§ Exercise requirements
Restate the full set of records exactly, without adding or dropping a word.

§ Data entries for graphics
>> Begin

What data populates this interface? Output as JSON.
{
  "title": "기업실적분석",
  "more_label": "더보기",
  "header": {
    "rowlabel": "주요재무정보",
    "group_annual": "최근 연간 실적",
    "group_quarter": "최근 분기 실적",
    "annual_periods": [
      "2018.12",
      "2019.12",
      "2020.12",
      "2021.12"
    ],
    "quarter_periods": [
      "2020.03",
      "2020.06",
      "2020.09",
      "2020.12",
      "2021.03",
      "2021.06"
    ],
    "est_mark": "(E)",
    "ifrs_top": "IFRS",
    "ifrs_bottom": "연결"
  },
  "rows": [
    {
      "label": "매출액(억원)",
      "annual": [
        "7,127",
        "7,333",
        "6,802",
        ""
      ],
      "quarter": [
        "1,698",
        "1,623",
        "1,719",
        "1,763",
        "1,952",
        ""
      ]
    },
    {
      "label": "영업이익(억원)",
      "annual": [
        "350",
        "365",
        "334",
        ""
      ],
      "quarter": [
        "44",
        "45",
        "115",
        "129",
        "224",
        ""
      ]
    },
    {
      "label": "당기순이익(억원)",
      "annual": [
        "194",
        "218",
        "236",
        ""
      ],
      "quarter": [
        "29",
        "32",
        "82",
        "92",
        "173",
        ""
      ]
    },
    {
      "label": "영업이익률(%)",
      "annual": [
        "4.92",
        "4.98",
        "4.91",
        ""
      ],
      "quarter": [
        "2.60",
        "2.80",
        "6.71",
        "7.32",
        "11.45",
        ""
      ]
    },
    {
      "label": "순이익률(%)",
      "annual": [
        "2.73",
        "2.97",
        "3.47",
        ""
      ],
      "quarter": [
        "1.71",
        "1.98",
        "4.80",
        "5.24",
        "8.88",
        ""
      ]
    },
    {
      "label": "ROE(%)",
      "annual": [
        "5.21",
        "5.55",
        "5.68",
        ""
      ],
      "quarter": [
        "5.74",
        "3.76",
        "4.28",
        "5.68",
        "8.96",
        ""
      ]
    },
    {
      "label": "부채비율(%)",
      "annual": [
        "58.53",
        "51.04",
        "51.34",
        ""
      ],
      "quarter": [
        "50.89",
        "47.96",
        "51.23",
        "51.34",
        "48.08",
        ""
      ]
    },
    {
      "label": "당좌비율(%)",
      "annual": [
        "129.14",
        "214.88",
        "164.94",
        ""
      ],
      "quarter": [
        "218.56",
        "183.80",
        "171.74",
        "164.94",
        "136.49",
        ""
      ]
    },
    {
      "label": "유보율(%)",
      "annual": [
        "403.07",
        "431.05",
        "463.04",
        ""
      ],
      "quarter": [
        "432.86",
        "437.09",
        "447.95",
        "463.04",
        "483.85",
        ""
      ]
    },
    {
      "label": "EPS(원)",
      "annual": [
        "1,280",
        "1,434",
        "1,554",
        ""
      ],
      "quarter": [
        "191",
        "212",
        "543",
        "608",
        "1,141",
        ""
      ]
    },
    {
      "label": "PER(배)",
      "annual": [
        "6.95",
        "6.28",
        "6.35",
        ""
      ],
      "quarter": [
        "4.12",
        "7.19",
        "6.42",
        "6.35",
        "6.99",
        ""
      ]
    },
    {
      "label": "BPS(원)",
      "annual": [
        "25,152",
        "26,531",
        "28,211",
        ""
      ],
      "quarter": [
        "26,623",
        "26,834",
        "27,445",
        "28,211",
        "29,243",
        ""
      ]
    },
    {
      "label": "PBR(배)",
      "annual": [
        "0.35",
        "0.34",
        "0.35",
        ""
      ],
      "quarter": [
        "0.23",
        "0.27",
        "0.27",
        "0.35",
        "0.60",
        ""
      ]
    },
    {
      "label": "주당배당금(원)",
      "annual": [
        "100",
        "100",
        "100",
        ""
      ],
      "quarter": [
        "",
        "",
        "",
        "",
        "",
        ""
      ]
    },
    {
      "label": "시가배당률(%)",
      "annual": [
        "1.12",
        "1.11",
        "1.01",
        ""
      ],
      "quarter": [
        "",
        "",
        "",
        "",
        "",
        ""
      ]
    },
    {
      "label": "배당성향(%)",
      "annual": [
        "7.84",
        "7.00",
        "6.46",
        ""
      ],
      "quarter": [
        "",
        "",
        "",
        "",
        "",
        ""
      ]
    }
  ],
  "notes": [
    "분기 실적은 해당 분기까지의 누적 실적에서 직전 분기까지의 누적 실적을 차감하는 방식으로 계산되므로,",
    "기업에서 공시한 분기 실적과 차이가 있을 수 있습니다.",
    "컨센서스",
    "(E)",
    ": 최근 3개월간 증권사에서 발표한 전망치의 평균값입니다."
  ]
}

>> End

§ Task solution
What data populates this interface? Output as JSON.
{
  "title": "기업실적분석",
  "more_label": "더보기",
  "header": {
    "rowlabel": "주요재무정보",
    "group_annual": "최근 연간 실적",
    "group_quarter": "최근 분기 실적",
    "annual_periods": [
      "2018.12",
      "2019.12",
      "2020.12",
      "2021.12"
    ],
    "quarter_periods": [
      "2020.03",
      "2020.06",
      "2020.09",
      "2020.12",
      "2021.03",
      "2021.06"
    ],
    "est_mark": "(E)",
    "ifrs_top": "IFRS",
    "ifrs_bottom": "연결"
  },
  "rows": [
    {
      "label": "매출액(억원)",
      "annual": [
        "7,127",
        "7,333",
        "6,802",
        ""
      ],
      "quarter": [
        "1,698",
        "1,623",
        "1,719",
        "1,763",
        "1,952",
        ""
      ]
    },
    {
      "label": "영업이익(억원)",
      "annual": [
        "350",
        "365",
        "334",
        ""
      ],
      "quarter": [
        "44",
        "45",
        "115",
        "129",
        "224",
        ""
      ]
    },
    {
      "label": "당기순이익(억원)",
      "annual": [
        "194",
        "218",
        "236",
        ""
      ],
      "quarter": [
        "29",
        "32",
        "82",
        "92",
        "173",
        ""
      ]
    },
    {
      "label": "영업이익률(%)",
      "annual": [
        "4.92",
        "4.98",
        "4.91",
        ""
      ],
      "quarter": [
        "2.60",
        "2.80",
        "6.71",
        "7.32",
        "11.45",
        ""
      ]
    },
    {
      "label": "순이익률(%)",
      "annual": [
        "2.73",
        "2.97",
        "3.47",
        ""
      ],
      "quarter": [
        "1.71",
        "1.98",
        "4.80",
        "5.24",
        "8.88",
        ""
      ]
    },
    {
      "label": "ROE(%)",
      "annual": [
        "5.21",
        "5.55",
        "5.68",
        ""
      ],
      "quarter": [
        "5.74",
        "3.76",
        "4.28",
        "5.68",
        "8.96",
        ""
      ]
    },
    {
      "label": "부채비율(%)",
      "annual": [
        "58.53",
        "51.04",
        "51.34",
        ""
      ],
      "quarter": [
        "50.89",
        "47.96",
        "51.23",
        "51.34",
        "48.08",
        ""
      ]
    },
    {
      "label": "당좌비율(%)",
      "annual": [
        "129.14",
        "214.88",
        "164.94",
        ""
      ],
      "quarter": [
        "218.56",
        "183.80",
        "171.74",
        "164.94",
        "136.49",
        ""
      ]
    },
    {
      "label": "유보율(%)",
      "annual": [
        "403.07",
        "431.05",
        "463.04",
        ""
      ],
      "quarter": [
        "432.86",
        "437.09",
        "447.95",
        "463.04",
        "483.85",
        ""
      ]
    },
    {
      "label": "EPS(원)",
      "annual": [
        "1,280",
        "1,434",
        "1,554",
        ""
      ],
      "quarter": [
        "191",
        "212",
        "543",
        "608",
        "1,141",
        ""
      ]
    },
    {
      "label": "PER(배)",
      "annual": [
        "6.95",
        "6.28",
        "6.35",
        ""
      ],
      "quarter": [
        "4.12",
        "7.19",
        "6.42",
        "6.35",
        "6.99",
        ""
      ]
    },
    {
      "label": "BPS(원)",
      "annual": [
        "25,152",
        "26,531",
        "28,211",
        ""
      ],
      "quarter": [
        "26,623",
        "26,834",
        "27,445",
        "28,211",
        "29,243",
        ""
      ]
    },
    {
      "label": "PBR(배)",
      "annual": [
        "0.35",
        "0.34",
        "0.35",
        ""
      ],
      "quarter": [
        "0.23",
        "0.27",
        "0.27",
        "0.35",
        "0.60",
        ""
      ]
    },
    {
      "label": "주당배당금(원)",
      "annual": [
        "100",
        "100",
        "100",
        ""
      ],
      "quarter": [
        "",
        "",
        "",
        "",
        "",
        ""
      ]
    },
    {
      "label": "시가배당률(%)",
      "annual": [
        "1.12",
        "1.11",
        "1.01",
        ""
      ],
      "quarter": [
        "",
        "",
        "",
        "",
        "",
        ""
      ]
    },
    {
      "label": "배당성향(%)",
      "annual": [
        "7.84",
        "7.00",
        "6.46",
        ""
      ],
      "quarter": [
        "",
        "",
        "",
        "",
        "",
        ""
      ]
    }
  ],
  "notes": [
    "분기 실적은 해당 분기까지의 누적 실적에서 직전 분기까지의 누적 실적을 차감하는 방식으로 계산되므로,",
    "기업에서 공시한 분기 실적과 차이가 있을 수 있습니다.",
    "컨센서스",
    "(E)",
    ": 최근 3개월간 증권사에서 발표한 전망치의 평균값입니다."
  ]
}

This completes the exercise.